» **EXERCISE**
Write out the whole of the material exactly.

» **SOURCE MATERIAL**
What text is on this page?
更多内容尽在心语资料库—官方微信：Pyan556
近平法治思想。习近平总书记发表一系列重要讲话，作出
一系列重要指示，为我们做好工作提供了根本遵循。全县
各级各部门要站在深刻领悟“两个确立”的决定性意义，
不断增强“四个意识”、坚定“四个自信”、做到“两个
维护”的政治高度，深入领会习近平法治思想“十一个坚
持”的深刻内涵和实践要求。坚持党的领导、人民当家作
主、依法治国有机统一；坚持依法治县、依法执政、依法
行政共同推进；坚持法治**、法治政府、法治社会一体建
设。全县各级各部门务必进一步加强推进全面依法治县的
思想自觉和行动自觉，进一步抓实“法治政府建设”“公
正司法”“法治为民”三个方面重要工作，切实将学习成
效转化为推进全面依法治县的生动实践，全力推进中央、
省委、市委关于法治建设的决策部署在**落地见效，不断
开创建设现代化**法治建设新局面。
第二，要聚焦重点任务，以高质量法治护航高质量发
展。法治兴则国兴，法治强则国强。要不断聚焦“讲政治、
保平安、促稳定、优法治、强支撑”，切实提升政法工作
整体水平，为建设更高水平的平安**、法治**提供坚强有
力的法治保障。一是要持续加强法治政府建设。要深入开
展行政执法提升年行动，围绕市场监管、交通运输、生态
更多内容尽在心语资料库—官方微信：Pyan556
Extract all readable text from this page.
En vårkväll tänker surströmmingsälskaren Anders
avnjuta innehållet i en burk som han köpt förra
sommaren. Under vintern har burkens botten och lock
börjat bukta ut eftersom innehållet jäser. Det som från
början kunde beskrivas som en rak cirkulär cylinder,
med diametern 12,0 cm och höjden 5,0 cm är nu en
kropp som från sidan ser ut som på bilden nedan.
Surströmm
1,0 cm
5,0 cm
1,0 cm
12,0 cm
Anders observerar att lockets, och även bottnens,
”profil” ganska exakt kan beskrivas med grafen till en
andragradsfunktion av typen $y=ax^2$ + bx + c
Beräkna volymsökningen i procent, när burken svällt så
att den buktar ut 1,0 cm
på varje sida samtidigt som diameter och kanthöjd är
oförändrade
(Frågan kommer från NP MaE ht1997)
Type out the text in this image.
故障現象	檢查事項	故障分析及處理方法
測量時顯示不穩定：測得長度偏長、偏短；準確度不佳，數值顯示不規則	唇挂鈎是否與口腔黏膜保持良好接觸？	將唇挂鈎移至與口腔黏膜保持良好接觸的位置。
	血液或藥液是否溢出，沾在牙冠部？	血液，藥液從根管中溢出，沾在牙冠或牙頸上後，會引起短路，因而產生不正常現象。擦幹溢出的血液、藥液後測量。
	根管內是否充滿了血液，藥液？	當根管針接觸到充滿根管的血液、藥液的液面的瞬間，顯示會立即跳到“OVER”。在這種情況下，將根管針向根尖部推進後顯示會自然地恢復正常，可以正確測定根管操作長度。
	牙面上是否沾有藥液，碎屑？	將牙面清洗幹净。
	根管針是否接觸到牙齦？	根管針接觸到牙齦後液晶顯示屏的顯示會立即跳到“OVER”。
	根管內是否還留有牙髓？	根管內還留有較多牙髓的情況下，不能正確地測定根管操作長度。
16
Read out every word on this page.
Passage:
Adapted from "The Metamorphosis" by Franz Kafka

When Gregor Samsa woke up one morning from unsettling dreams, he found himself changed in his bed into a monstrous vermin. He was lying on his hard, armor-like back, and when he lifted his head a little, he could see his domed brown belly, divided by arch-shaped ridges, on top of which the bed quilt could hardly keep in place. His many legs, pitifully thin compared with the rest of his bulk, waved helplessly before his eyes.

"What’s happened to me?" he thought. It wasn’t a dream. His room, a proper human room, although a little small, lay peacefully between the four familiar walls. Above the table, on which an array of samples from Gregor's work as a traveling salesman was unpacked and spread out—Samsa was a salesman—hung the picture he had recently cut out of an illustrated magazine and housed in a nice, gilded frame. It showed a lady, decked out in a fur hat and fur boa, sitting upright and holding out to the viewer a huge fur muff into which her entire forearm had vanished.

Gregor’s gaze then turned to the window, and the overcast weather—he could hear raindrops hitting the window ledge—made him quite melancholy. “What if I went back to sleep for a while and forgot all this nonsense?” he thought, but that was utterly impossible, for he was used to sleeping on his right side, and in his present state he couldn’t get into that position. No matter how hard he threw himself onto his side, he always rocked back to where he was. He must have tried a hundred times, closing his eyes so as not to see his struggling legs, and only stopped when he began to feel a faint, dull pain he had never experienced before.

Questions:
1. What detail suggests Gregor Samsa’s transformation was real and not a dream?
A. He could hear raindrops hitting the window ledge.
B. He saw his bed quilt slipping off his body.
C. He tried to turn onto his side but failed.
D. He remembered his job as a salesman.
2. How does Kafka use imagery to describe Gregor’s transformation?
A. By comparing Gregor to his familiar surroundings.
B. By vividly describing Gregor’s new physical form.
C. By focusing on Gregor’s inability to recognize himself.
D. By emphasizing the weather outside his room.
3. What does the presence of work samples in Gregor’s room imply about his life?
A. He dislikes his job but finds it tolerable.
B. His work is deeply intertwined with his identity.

» **EXERCISE RESULT**
What text is on this page?
更多内容尽在心语资料库—官方微信：Pyan556
近平法治思想。习近平总书记发表一系列重要讲话，作出
一系列重要指示，为我们做好工作提供了根本遵循。全县
各级各部门要站在深刻领悟“两个确立”的决定性意义，
不断增强“四个意识”、坚定“四个自信”、做到“两个
维护”的政治高度，深入领会习近平法治思想“十一个坚
持”的深刻内涵和实践要求。坚持党的领导、人民当家作
主、依法治国有机统一；坚持依法治县、依法执政、依法
行政共同推进；坚持法治**、法治政府、法治社会一体建
设。全县各级各部门务必进一步加强推进全面依法治县的
思想自觉和行动自觉，进一步抓实“法治政府建设”“公
正司法”“法治为民”三个方面重要工作，切实将学习成
效转化为推进全面依法治县的生动实践，全力推进中央、
省委、市委关于法治建设的决策部署在**落地见效，不断
开创建设现代化**法治建设新局面。
第二，要聚焦重点任务，以高质量法治护航高质量发
展。法治兴则国兴，法治强则国强。要不断聚焦“讲政治、
保平安、促稳定、优法治、强支撑”，切实提升政法工作
整体水平，为建设更高水平的平安**、法治**提供坚强有
力的法治保障。一是要持续加强法治政府建设。要深入开
展行政执法提升年行动，围绕市场监管、交通运输、生态
更多内容尽在心语资料库—官方微信：Pyan556
Extract all readable text from this page.
En vårkväll tänker surströmmingsälskaren Anders
avnjuta innehållet i en burk som han köpt förra
sommaren. Under vintern har burkens botten och lock
börjat bukta ut eftersom innehållet jäser. Det som från
början kunde beskrivas som en rak cirkulär cylinder,
med diametern 12,0 cm och höjden 5,0 cm är nu en
kropp som från sidan ser ut som på bilden nedan.
Surströmm
1,0 cm
5,0 cm
1,0 cm
12,0 cm
Anders observerar att lockets, och även bottnens,
”profil” ganska exakt kan beskrivas med grafen till en
andragradsfunktion av typen $y=ax^2$ + bx + c
Beräkna volymsökningen i procent, när burken svällt så
att den buktar ut 1,0 cm
på varje sida samtidigt som diameter och kanthöjd är
oförändrade
(Frågan kommer från NP MaE ht1997)
Type out the text in this image.
故障現象	檢查事項	故障分析及處理方法
測量時顯示不穩定：測得長度偏長、偏短；準確度不佳，數值顯示不規則	唇挂鈎是否與口腔黏膜保持良好接觸？	將唇挂鈎移至與口腔黏膜保持良好接觸的位置。
	血液或藥液是否溢出，沾在牙冠部？	血液，藥液從根管中溢出，沾在牙冠或牙頸上後，會引起短路，因而產生不正常現象。擦幹溢出的血液、藥液後測量。
	根管內是否充滿了血液，藥液？	當根管針接觸到充滿根管的血液、藥液的液面的瞬間，顯示會立即跳到“OVER”。在這種情況下，將根管針向根尖部推進後顯示會自然地恢復正常，可以正確測定根管操作長度。
	牙面上是否沾有藥液，碎屑？	將牙面清洗幹净。
	根管針是否接觸到牙齦？	根管針接觸到牙齦後液晶顯示屏的顯示會立即跳到“OVER”。
	根管內是否還留有牙髓？	根管內還留有較多牙髓的情況下，不能正確地測定根管操作長度。
16
Read out every word on this page.
Passage:
Adapted from "The Metamorphosis" by Franz Kafka

When Gregor Samsa woke up one morning from unsettling dreams, he found himself changed in his bed into a monstrous vermin. He was lying on his hard, armor-like back, and when he lifted his head a little, he could see his domed brown belly, divided by arch-shaped ridges, on top of which the bed quilt could hardly keep in place. His many legs, pitifully thin compared with the rest of his bulk, waved helplessly before his eyes.

"What’s happened to me?" he thought. It wasn’t a dream. His room, a proper human room, although a little small, lay peacefully between the four familiar walls. Above the table, on which an array of samples from Gregor's work as a traveling salesman was unpacked and spread out—Samsa was a salesman—hung the picture he had recently cut out of an illustrated magazine and housed in a nice, gilded frame. It showed a lady, decked out in a fur hat and fur boa, sitting upright and holding out to the viewer a huge fur muff into which her entire forearm had vanished.

Gregor’s gaze then turned to the window, and the overcast weather—he could hear raindrops hitting the window ledge—made him quite melancholy. “What if I went back to sleep for a while and forgot all this nonsense?” he thought, but that was utterly impossible, for he was used to sleeping on his right side, and in his present state he couldn’t get into that position. No matter how hard he threw himself onto his side, he always rocked back to where he was. He must have tried a hundred times, closing his eyes so as not to see his struggling legs, and only stopped when he began to feel a faint, dull pain he had never experienced before.

Questions:
1. What detail suggests Gregor Samsa’s transformation was real and not a dream?
A. He could hear raindrops hitting the window ledge.
B. He saw his bed quilt slipping off his body.
C. He tried to turn onto his side but failed.
D. He remembered his job as a salesman.
2. How does Kafka use imagery to describe Gregor’s transformation?
A. By comparing Gregor to his familiar surroundings.
B. By vividly describing Gregor’s new physical form.
C. By focusing on Gregor’s inability to recognize himself.
D. By emphasizing the weather outside his room.
3. What does the presence of work samples in Gregor’s room imply about his life?
A. He dislikes his job but finds it tolerable.
B. His work is deeply intertwined with his identity.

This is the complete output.